-- Start Data rows --

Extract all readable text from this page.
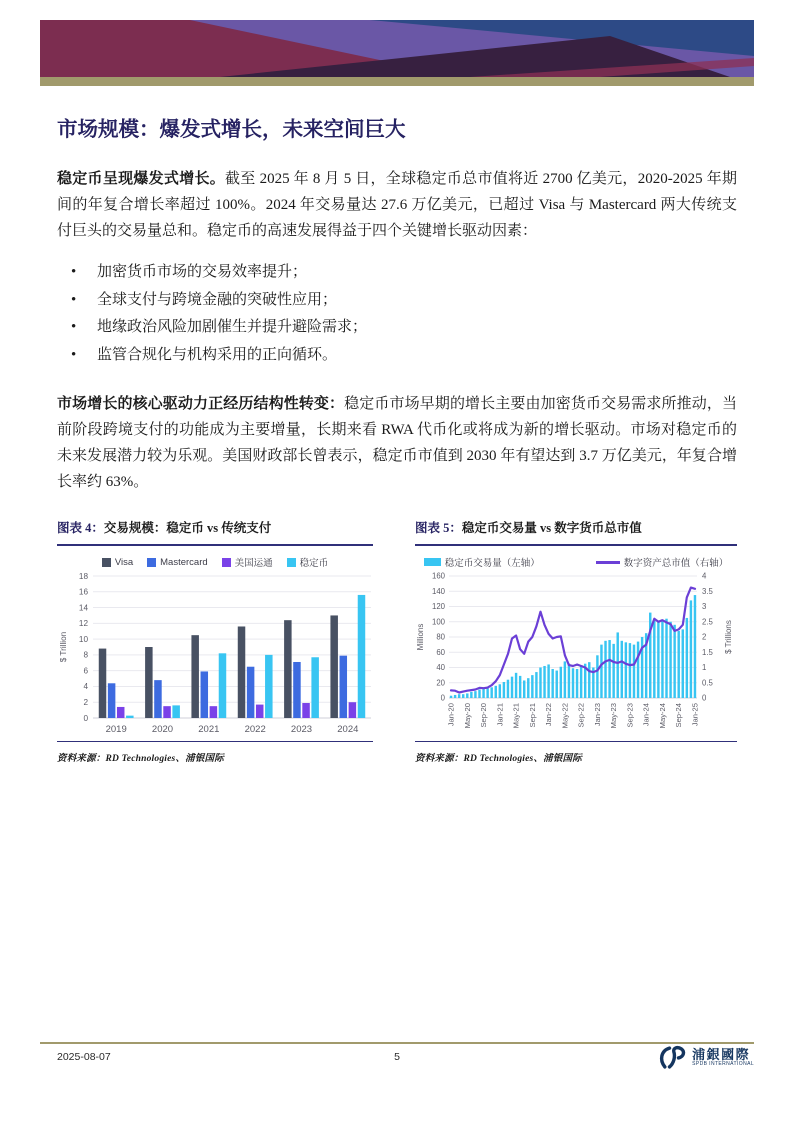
市场规模：爆发式增长，未来空间巨大

稳定币呈现爆发式增长。截至 2025 年 8 月 5 日，全球稳定币总市值将近 2700 亿美元，2020-2025 年期间的年复合增长率超过 100%。2024 年交易量达 27.6 万亿美元，已超过 Visa 与 Mastercard 两大传统支付巨头的交易量总和。稳定币的高速发展得益于四个关键增长驱动因素：

• 加密货币市场的交易效率提升；
• 全球支付与跨境金融的突破性应用；
• 地缘政治风险加剧催生并提升避险需求；
• 监管合规化与机构采用的正向循环。

市场增长的核心驱动力正经历结构性转变：稳定币市场早期的增长主要由加密货币交易需求所推动，当前阶段跨境支付的功能成为主要增量，长期来看 RWA 代币化或将成为新的增长驱动。市场对稳定币的未来发展潜力较为乐观。美国财政部长曾表示，稳定币市值到 2030 年有望达到 3.7 万亿美元，年复合增长率约 63%。

图表 4：交易规模：稳定币 vs 传统支付
Visa	Mastercard	美国运通	稳定币
0
2
4
6
8
10
12
14
16
18
$ Trillion
2019	2020	2021	2022	2023	2024
资料来源：RD Technologies、浦银国际
图表 5：稳定币交易量 vs 数字货币总市值
稳定币交易量（左轴）	数字资产总市值（右轴）
0
20
40
60
80
100
120
140
160
0
0.5
1
1.5
2
2.5
3
3.5
4
Millions	$ Trillions
Jan-20 May-20 Sep-20 Jan-21 May-21 Sep-21 Jan-22 May-22 Sep-22 Jan-23 May-23 Sep-23 Jan-24 May-24 Sep-24 Jan-25
资料来源：RD Technologies、浦银国际
2025-08-07	5	浦銀國際
SPDB INTERNATIONAL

-- End Data rows --

From the records given above, reproduce all text exactly and exclude each picture.

Extract all readable text from this page.
市场规模：爆发式增长，未来空间巨大

稳定币呈现爆发式增长。截至 2025 年 8 月 5 日，全球稳定币总市值将近 2700 亿美元，2020-2025 年期间的年复合增长率超过 100%。2024 年交易量达 27.6 万亿美元，已超过 Visa 与 Mastercard 两大传统支付巨头的交易量总和。稳定币的高速发展得益于四个关键增长驱动因素：

• 加密货币市场的交易效率提升；
• 全球支付与跨境金融的突破性应用；
• 地缘政治风险加剧催生并提升避险需求；
• 监管合规化与机构采用的正向循环。

市场增长的核心驱动力正经历结构性转变：稳定币市场早期的增长主要由加密货币交易需求所推动，当前阶段跨境支付的功能成为主要增量，长期来看 RWA 代币化或将成为新的增长驱动。市场对稳定币的未来发展潜力较为乐观。美国财政部长曾表示，稳定币市值到 2030 年有望达到 3.7 万亿美元，年复合增长率约 63%。

图表 4：交易规模：稳定币 vs 传统支付
Visa	Mastercard	美国运通	稳定币
0
2
4
6
8
10
12
14
16
18
$ Trillion
2019	2020	2021	2022	2023	2024
资料来源：RD Technologies、浦银国际
图表 5：稳定币交易量 vs 数字货币总市值
稳定币交易量（左轴）	数字资产总市值（右轴）
0
20
40
60
80
100
120
140
160
0
0.5
1
1.5
2
2.5
3
3.5
4
Millions	$ Trillions
Jan-20 May-20 Sep-20 Jan-21 May-21 Sep-21 Jan-22 May-22 Sep-22 Jan-23 May-23 Sep-23 Jan-24 May-24 Sep-24 Jan-25
资料来源：RD Technologies、浦银国际
2025-08-07	5	浦銀國際
SPDB INTERNATIONAL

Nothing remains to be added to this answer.